START Available records
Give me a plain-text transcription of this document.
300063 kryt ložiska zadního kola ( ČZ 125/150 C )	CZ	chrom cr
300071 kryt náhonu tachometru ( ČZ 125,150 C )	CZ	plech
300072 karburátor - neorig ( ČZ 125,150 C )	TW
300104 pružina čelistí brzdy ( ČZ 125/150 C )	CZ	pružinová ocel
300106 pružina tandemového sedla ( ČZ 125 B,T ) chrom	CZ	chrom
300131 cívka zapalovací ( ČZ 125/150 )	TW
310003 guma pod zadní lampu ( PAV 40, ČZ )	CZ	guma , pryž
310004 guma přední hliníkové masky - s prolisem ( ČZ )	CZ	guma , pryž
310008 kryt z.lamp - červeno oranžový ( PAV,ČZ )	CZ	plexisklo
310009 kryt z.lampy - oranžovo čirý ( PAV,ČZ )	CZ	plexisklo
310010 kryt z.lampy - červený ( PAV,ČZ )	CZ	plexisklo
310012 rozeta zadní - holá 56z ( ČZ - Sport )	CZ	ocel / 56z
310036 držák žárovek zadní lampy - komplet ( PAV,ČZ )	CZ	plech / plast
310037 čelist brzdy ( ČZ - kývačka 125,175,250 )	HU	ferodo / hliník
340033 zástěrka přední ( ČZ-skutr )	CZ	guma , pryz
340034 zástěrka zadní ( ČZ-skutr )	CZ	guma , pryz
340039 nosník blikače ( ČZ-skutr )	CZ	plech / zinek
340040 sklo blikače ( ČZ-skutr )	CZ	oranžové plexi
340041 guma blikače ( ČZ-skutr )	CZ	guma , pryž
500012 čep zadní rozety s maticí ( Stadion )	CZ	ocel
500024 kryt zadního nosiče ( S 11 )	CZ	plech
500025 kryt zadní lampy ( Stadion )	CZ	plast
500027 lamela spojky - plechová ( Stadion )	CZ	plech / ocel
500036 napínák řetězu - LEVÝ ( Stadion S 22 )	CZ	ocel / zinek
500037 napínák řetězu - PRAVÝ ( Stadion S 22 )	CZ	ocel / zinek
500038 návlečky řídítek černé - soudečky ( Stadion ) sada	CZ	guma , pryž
END Available records
*Your task*
Find the count of lines in the data above where the string "plexisklo" occurs. Provide that number alone.

*Task result*
3